#### [Exercise]
Do not copy the pictures; transcribe all other material exactly.

#### [Collection entries]
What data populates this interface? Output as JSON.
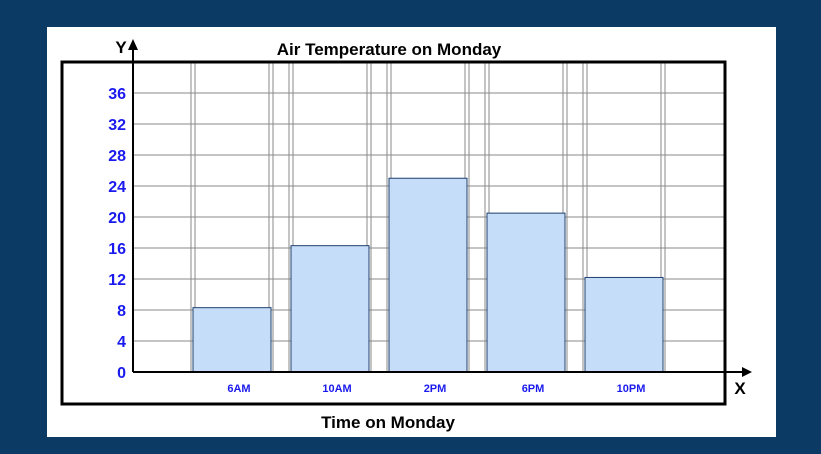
{
  "chart_data": {
    "type": "bar",
    "title": "Air Temperature on Monday",
    "xlabel": "Time on Monday",
    "x_axis_letter": "X",
    "y_axis_letter": "Y",
    "categories": [
      "6AM",
      "10AM",
      "2PM",
      "6PM",
      "10PM"
    ],
    "values": [
      8.3,
      16.3,
      25,
      20.5,
      12.2
    ],
    "ylim": [
      0,
      36
    ],
    "yticks": [
      "0",
      "4",
      "8",
      "12",
      "16",
      "20",
      "24",
      "28",
      "32",
      "36"
    ],
    "grid": true,
    "legend": "none",
    "colors": {
      "bar_fill": "#c5ddf8",
      "bar_stroke": "#1f3f6e",
      "grid": "#8a8a8a",
      "tick_label": "#1a1aee",
      "background": "#0b3a64"
    }
  }
}
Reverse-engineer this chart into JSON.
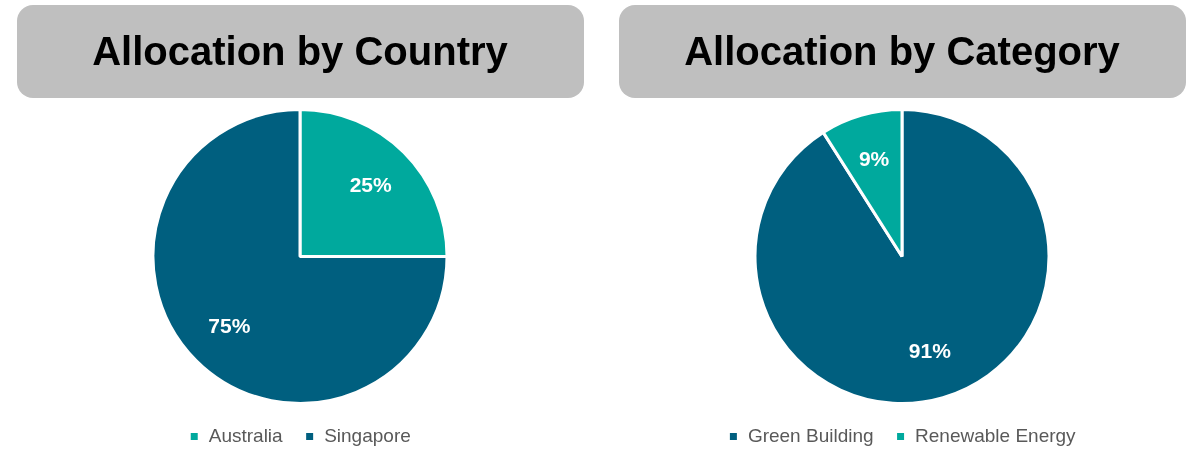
{
  "chart_data": [
    {
      "type": "pie",
      "title": "Allocation by Country",
      "categories": [
        "Australia",
        "Singapore"
      ],
      "values": [
        25,
        75
      ],
      "colors": [
        "#00a99d",
        "#005f7f"
      ],
      "value_labels": [
        "25%",
        "75%"
      ],
      "legend": "bottom"
    },
    {
      "type": "pie",
      "title": "Allocation by Category",
      "categories": [
        "Green Building",
        "Renewable Energy"
      ],
      "values": [
        91,
        9
      ],
      "colors": [
        "#005f7f",
        "#00a99d"
      ],
      "value_labels": [
        "91%",
        "9%"
      ],
      "legend": "bottom"
    }
  ]
}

#### [Solution to the problem]
What data populates this interface? Output as JSON.
{
  "chart_data": {
    "type": "bar",
    "title": "Air Temperature on Monday",
    "xlabel": "Time on Monday",
    "x_axis_letter": "X",
    "y_axis_letter": "Y",
    "categories": [
      "6AM",
      "10AM",
      "2PM",
      "6PM",
      "10PM"
    ],
    "values": [
      8.3,
      16.3,
      25,
      20.5,
      12.2
    ],
    "ylim": [
      0,
      36
    ],
    "yticks": [
      "0",
      "4",
      "8",
      "12",
      "16",
      "20",
      "24",
      "28",
      "32",
      "36"
    ],
    "grid": true,
    "legend": "none",
    "colors": {
      "bar_fill": "#c5ddf8",
      "bar_stroke": "#1f3f6e",
      "grid": "#8a8a8a",
      "tick_label": "#1a1aee",
      "background": "#0b3a64"
    }
  }
}
Reverse-engineer this chart into JSON.
{
  "chart_data": [
    {
      "type": "pie",
      "title": "Allocation by Country",
      "categories": [
        "Australia",
        "Singapore"
      ],
      "values": [
        25,
        75
      ],
      "colors": [
        "#00a99d",
        "#005f7f"
      ],
      "value_labels": [
        "25%",
        "75%"
      ],
      "legend": "bottom"
    },
    {
      "type": "pie",
      "title": "Allocation by Category",
      "categories": [
        "Green Building",
        "Renewable Energy"
      ],
      "values": [
        91,
        9
      ],
      "colors": [
        "#005f7f",
        "#00a99d"
      ],
      "value_labels": [
        "91%",
        "9%"
      ],
      "legend": "bottom"
    }
  ]
}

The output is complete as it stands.